• [Do this]: Return the records in full, exactly as given.

• [Task data]:

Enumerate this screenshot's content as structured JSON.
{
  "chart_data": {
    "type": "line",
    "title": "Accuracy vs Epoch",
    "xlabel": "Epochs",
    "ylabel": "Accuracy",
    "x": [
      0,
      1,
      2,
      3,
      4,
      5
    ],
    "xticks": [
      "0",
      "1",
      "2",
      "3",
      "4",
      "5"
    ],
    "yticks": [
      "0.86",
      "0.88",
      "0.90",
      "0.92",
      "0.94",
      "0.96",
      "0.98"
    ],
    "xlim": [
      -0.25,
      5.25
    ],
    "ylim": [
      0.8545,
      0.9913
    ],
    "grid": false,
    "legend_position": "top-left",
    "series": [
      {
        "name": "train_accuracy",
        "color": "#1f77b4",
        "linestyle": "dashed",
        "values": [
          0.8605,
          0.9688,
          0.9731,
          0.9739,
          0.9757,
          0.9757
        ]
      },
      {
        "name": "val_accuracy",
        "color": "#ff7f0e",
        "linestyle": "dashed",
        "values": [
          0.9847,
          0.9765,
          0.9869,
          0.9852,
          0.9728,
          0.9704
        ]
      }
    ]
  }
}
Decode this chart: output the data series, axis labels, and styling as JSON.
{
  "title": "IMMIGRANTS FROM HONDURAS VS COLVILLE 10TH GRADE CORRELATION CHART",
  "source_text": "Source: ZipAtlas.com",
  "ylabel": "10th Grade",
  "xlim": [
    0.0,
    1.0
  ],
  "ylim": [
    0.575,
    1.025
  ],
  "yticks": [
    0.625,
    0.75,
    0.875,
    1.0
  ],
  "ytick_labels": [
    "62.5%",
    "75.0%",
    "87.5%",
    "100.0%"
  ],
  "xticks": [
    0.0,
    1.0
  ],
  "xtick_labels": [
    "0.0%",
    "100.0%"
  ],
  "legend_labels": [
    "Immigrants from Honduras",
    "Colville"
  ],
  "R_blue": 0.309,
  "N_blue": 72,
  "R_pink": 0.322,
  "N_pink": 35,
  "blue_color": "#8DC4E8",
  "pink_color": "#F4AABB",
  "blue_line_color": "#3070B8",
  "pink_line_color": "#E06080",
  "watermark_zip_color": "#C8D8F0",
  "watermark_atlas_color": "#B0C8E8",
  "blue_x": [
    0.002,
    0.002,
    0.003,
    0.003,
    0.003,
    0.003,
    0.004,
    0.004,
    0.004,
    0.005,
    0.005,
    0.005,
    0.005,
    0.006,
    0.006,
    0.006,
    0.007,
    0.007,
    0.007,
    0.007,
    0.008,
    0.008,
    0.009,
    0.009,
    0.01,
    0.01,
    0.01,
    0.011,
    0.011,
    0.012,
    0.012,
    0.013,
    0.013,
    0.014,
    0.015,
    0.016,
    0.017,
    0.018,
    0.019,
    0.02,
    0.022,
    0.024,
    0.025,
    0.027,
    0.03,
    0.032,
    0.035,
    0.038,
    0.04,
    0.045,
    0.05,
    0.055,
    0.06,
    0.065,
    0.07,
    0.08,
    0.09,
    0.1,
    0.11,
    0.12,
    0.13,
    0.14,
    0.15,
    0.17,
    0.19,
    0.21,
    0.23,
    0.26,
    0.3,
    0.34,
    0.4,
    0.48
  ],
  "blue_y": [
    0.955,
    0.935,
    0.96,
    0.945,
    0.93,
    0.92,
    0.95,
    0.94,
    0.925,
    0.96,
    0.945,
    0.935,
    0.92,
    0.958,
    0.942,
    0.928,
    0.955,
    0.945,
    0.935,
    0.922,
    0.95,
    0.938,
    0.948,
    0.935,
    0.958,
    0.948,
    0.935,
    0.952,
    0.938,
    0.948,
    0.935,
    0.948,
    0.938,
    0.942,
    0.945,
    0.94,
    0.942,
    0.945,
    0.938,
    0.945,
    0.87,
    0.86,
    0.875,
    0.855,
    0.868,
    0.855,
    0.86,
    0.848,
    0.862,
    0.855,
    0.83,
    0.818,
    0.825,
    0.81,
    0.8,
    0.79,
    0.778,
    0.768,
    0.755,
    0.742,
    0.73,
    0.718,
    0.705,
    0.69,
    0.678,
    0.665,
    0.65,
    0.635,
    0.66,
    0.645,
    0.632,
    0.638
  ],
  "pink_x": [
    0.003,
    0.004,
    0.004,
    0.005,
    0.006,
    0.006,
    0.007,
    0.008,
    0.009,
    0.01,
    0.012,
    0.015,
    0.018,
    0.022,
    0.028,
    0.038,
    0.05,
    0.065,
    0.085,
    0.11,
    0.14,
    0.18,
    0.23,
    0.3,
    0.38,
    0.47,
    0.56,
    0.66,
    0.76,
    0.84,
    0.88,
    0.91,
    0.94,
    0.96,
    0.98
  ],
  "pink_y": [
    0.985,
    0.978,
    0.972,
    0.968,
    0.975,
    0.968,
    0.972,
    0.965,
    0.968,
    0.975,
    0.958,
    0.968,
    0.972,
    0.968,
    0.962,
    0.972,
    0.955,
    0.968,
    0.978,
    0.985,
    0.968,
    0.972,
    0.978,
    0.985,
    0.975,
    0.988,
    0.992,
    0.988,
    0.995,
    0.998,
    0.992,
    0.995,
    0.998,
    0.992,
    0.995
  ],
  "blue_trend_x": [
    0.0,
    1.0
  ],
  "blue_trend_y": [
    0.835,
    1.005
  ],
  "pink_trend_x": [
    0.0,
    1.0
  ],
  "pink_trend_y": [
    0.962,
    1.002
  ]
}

• [Output below]:
Enumerate this screenshot's content as structured JSON.
{
  "chart_data": {
    "type": "line",
    "title": "Accuracy vs Epoch",
    "xlabel": "Epochs",
    "ylabel": "Accuracy",
    "x": [
      0,
      1,
      2,
      3,
      4,
      5
    ],
    "xticks": [
      "0",
      "1",
      "2",
      "3",
      "4",
      "5"
    ],
    "yticks": [
      "0.86",
      "0.88",
      "0.90",
      "0.92",
      "0.94",
      "0.96",
      "0.98"
    ],
    "xlim": [
      -0.25,
      5.25
    ],
    "ylim": [
      0.8545,
      0.9913
    ],
    "grid": false,
    "legend_position": "top-left",
    "series": [
      {
        "name": "train_accuracy",
        "color": "#1f77b4",
        "linestyle": "dashed",
        "values": [
          0.8605,
          0.9688,
          0.9731,
          0.9739,
          0.9757,
          0.9757
        ]
      },
      {
        "name": "val_accuracy",
        "color": "#ff7f0e",
        "linestyle": "dashed",
        "values": [
          0.9847,
          0.9765,
          0.9869,
          0.9852,
          0.9728,
          0.9704
        ]
      }
    ]
  }
}
Decode this chart: output the data series, axis labels, and styling as JSON.
{
  "title": "IMMIGRANTS FROM HONDURAS VS COLVILLE 10TH GRADE CORRELATION CHART",
  "source_text": "Source: ZipAtlas.com",
  "ylabel": "10th Grade",
  "xlim": [
    0.0,
    1.0
  ],
  "ylim": [
    0.575,
    1.025
  ],
  "yticks": [
    0.625,
    0.75,
    0.875,
    1.0
  ],
  "ytick_labels": [
    "62.5%",
    "75.0%",
    "87.5%",
    "100.0%"
  ],
  "xticks": [
    0.0,
    1.0
  ],
  "xtick_labels": [
    "0.0%",
    "100.0%"
  ],
  "legend_labels": [
    "Immigrants from Honduras",
    "Colville"
  ],
  "R_blue": 0.309,
  "N_blue": 72,
  "R_pink": 0.322,
  "N_pink": 35,
  "blue_color": "#8DC4E8",
  "pink_color": "#F4AABB",
  "blue_line_color": "#3070B8",
  "pink_line_color": "#E06080",
  "watermark_zip_color": "#C8D8F0",
  "watermark_atlas_color": "#B0C8E8",
  "blue_x": [
    0.002,
    0.002,
    0.003,
    0.003,
    0.003,
    0.003,
    0.004,
    0.004,
    0.004,
    0.005,
    0.005,
    0.005,
    0.005,
    0.006,
    0.006,
    0.006,
    0.007,
    0.007,
    0.007,
    0.007,
    0.008,
    0.008,
    0.009,
    0.009,
    0.01,
    0.01,
    0.01,
    0.011,
    0.011,
    0.012,
    0.012,
    0.013,
    0.013,
    0.014,
    0.015,
    0.016,
    0.017,
    0.018,
    0.019,
    0.02,
    0.022,
    0.024,
    0.025,
    0.027,
    0.03,
    0.032,
    0.035,
    0.038,
    0.04,
    0.045,
    0.05,
    0.055,
    0.06,
    0.065,
    0.07,
    0.08,
    0.09,
    0.1,
    0.11,
    0.12,
    0.13,
    0.14,
    0.15,
    0.17,
    0.19,
    0.21,
    0.23,
    0.26,
    0.3,
    0.34,
    0.4,
    0.48
  ],
  "blue_y": [
    0.955,
    0.935,
    0.96,
    0.945,
    0.93,
    0.92,
    0.95,
    0.94,
    0.925,
    0.96,
    0.945,
    0.935,
    0.92,
    0.958,
    0.942,
    0.928,
    0.955,
    0.945,
    0.935,
    0.922,
    0.95,
    0.938,
    0.948,
    0.935,
    0.958,
    0.948,
    0.935,
    0.952,
    0.938,
    0.948,
    0.935,
    0.948,
    0.938,
    0.942,
    0.945,
    0.94,
    0.942,
    0.945,
    0.938,
    0.945,
    0.87,
    0.86,
    0.875,
    0.855,
    0.868,
    0.855,
    0.86,
    0.848,
    0.862,
    0.855,
    0.83,
    0.818,
    0.825,
    0.81,
    0.8,
    0.79,
    0.778,
    0.768,
    0.755,
    0.742,
    0.73,
    0.718,
    0.705,
    0.69,
    0.678,
    0.665,
    0.65,
    0.635,
    0.66,
    0.645,
    0.632,
    0.638
  ],
  "pink_x": [
    0.003,
    0.004,
    0.004,
    0.005,
    0.006,
    0.006,
    0.007,
    0.008,
    0.009,
    0.01,
    0.012,
    0.015,
    0.018,
    0.022,
    0.028,
    0.038,
    0.05,
    0.065,
    0.085,
    0.11,
    0.14,
    0.18,
    0.23,
    0.3,
    0.38,
    0.47,
    0.56,
    0.66,
    0.76,
    0.84,
    0.88,
    0.91,
    0.94,
    0.96,
    0.98
  ],
  "pink_y": [
    0.985,
    0.978,
    0.972,
    0.968,
    0.975,
    0.968,
    0.972,
    0.965,
    0.968,
    0.975,
    0.958,
    0.968,
    0.972,
    0.968,
    0.962,
    0.972,
    0.955,
    0.968,
    0.978,
    0.985,
    0.968,
    0.972,
    0.978,
    0.985,
    0.975,
    0.988,
    0.992,
    0.988,
    0.995,
    0.998,
    0.992,
    0.995,
    0.998,
    0.992,
    0.995
  ],
  "blue_trend_x": [
    0.0,
    1.0
  ],
  "blue_trend_y": [
    0.835,
    1.005
  ],
  "pink_trend_x": [
    0.0,
    1.0
  ],
  "pink_trend_y": [
    0.962,
    1.002
  ]
}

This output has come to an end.